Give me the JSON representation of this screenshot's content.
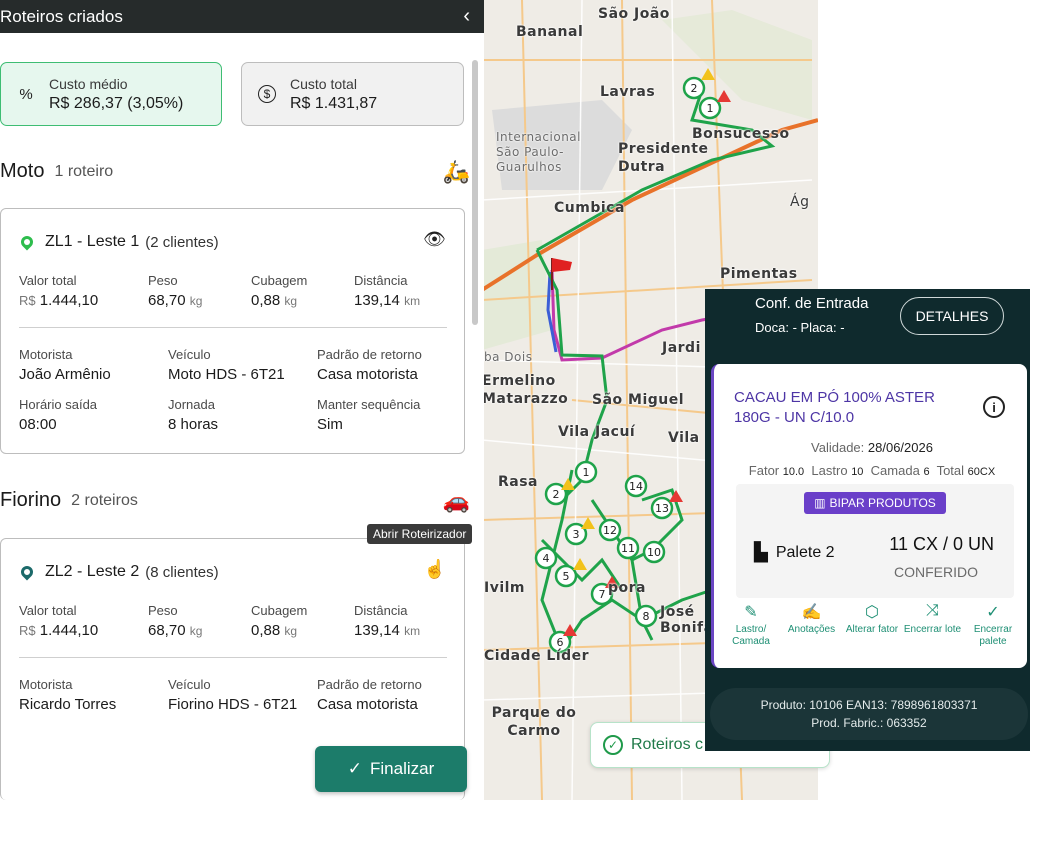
{
  "panel": {
    "title": "Roteiros criados",
    "back_icon": "chevron-left-icon"
  },
  "costs": {
    "avg_label": "Custo médio",
    "avg_value": "R$ 286,37 (3,05%)",
    "avg_icon": "%",
    "total_label": "Custo total",
    "total_value": "R$ 1.431,87",
    "total_icon": "$"
  },
  "groups": [
    {
      "name": "Moto",
      "count": "1 roteiro",
      "vehicle_icon": "motorcycle-icon",
      "route": {
        "pin_color": "#2ebd4d",
        "name": "ZL1 - Leste 1",
        "clients": "(2 clientes)",
        "action_icon": "eye-icon",
        "stats": [
          {
            "label": "Valor total",
            "prefix": "R$",
            "value": "1.444,10",
            "unit": ""
          },
          {
            "label": "Peso",
            "prefix": "",
            "value": "68,70",
            "unit": "kg"
          },
          {
            "label": "Cubagem",
            "prefix": "",
            "value": "0,88",
            "unit": "kg"
          },
          {
            "label": "Distância",
            "prefix": "",
            "value": "139,14",
            "unit": "km"
          }
        ],
        "details": [
          {
            "label": "Motorista",
            "value": "João Armênio"
          },
          {
            "label": "Veículo",
            "value": "Moto HDS - 6T21"
          },
          {
            "label": "Padrão de retorno",
            "value": "Casa motorista"
          },
          {
            "label": "Horário saída",
            "value": "08:00"
          },
          {
            "label": "Jornada",
            "value": "8 horas"
          },
          {
            "label": "Manter sequência",
            "value": "Sim"
          }
        ]
      }
    },
    {
      "name": "Fiorino",
      "count": "2 roteiros",
      "vehicle_icon": "car-icon",
      "route": {
        "pin_color": "#1c6a6a",
        "name": "ZL2 - Leste 2",
        "clients": "(8 clientes)",
        "action_icon": "touch-icon",
        "stats": [
          {
            "label": "Valor total",
            "prefix": "R$",
            "value": "1.444,10",
            "unit": ""
          },
          {
            "label": "Peso",
            "prefix": "",
            "value": "68,70",
            "unit": "kg"
          },
          {
            "label": "Cubagem",
            "prefix": "",
            "value": "0,88",
            "unit": "kg"
          },
          {
            "label": "Distância",
            "prefix": "",
            "value": "139,14",
            "unit": "km"
          }
        ],
        "details": [
          {
            "label": "Motorista",
            "value": "Ricardo Torres"
          },
          {
            "label": "Veículo",
            "value": "Fiorino HDS - 6T21"
          },
          {
            "label": "Padrão de retorno",
            "value": "Casa motorista"
          }
        ]
      }
    }
  ],
  "tooltip": "Abrir Roteirizador",
  "finalize_label": "Finalizar",
  "map": {
    "labels": [
      "São João",
      "Bananal",
      "Lavras",
      "Bonsucesso",
      "Internacional São Paulo-Guarulhos",
      "Presidente Dutra",
      "Cumbica",
      "Ág",
      "Pimentas",
      "Jardi",
      "Ermelino Matarazzo",
      "São Miguel",
      "Vila Jacuí",
      "Vila",
      "Rasa",
      "José Bonifácio",
      "Cidade Líder",
      "Parque do Carmo",
      "Ivilm",
      "ba Dois",
      "pora"
    ],
    "markers": [
      "1",
      "2",
      "1",
      "2",
      "3",
      "4",
      "5",
      "6",
      "7",
      "8",
      "10",
      "11",
      "12",
      "13",
      "14"
    ],
    "chip_label": "Roteiros c"
  },
  "mobile": {
    "title": "Conf. de Entrada",
    "subtitle": "Doca: -   Placa: -",
    "details_button": "DETALHES",
    "product_name": "CACAU EM PÓ 100% ASTER 180G - UN C/10.0",
    "validity_label": "Validade:",
    "validity_value": "28/06/2026",
    "factors": [
      {
        "label": "Fator",
        "value": "10.0"
      },
      {
        "label": "Lastro",
        "value": "10"
      },
      {
        "label": "Camada",
        "value": "6"
      },
      {
        "label": "Total",
        "value": "60CX"
      }
    ],
    "scan_button": "BIPAR PRODUTOS",
    "pallet_label": "Palete 2",
    "quantity": "11 CX / 0 UN",
    "status": "CONFERIDO",
    "actions": [
      {
        "icon": "pencil-icon",
        "label": "Lastro/ Camada"
      },
      {
        "icon": "edit-note-icon",
        "label": "Anotações"
      },
      {
        "icon": "box-icon",
        "label": "Alterar fator"
      },
      {
        "icon": "shuffle-icon",
        "label": "Encerrar lote"
      },
      {
        "icon": "check-circle-icon",
        "label": "Encerrar palete"
      }
    ],
    "footer_line1": "Produto: 10106     EAN13: 7898961803371",
    "footer_line2": "Prod. Fabric.: 063352"
  }
}
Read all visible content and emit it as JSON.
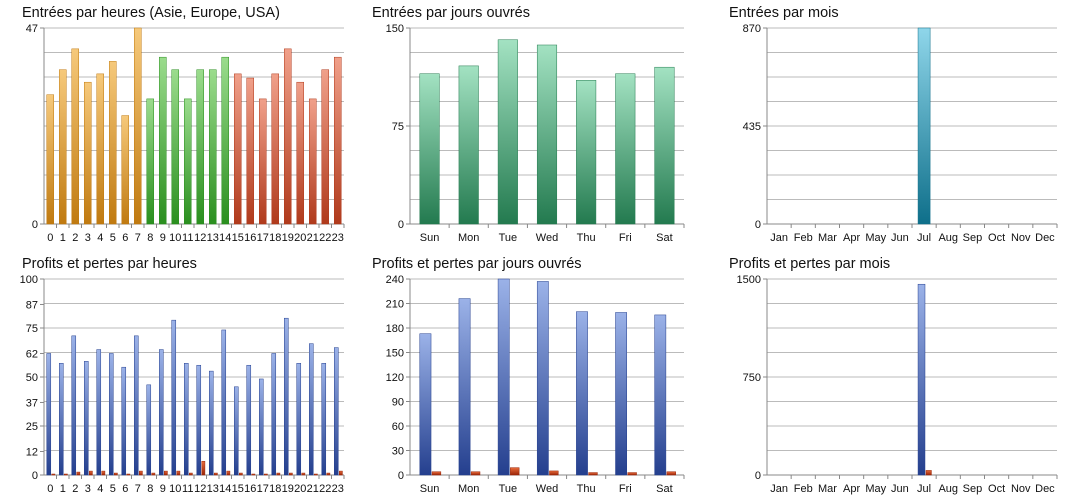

-------------------------

▶ **WHAT THE TASK REQUIRES**:
Copy each line of the listing that holds the word "content".

▶ **THE RESPONSE**:
Give me the JSON representation of this screenshot's content.
Read all visible content and emit it as JSON.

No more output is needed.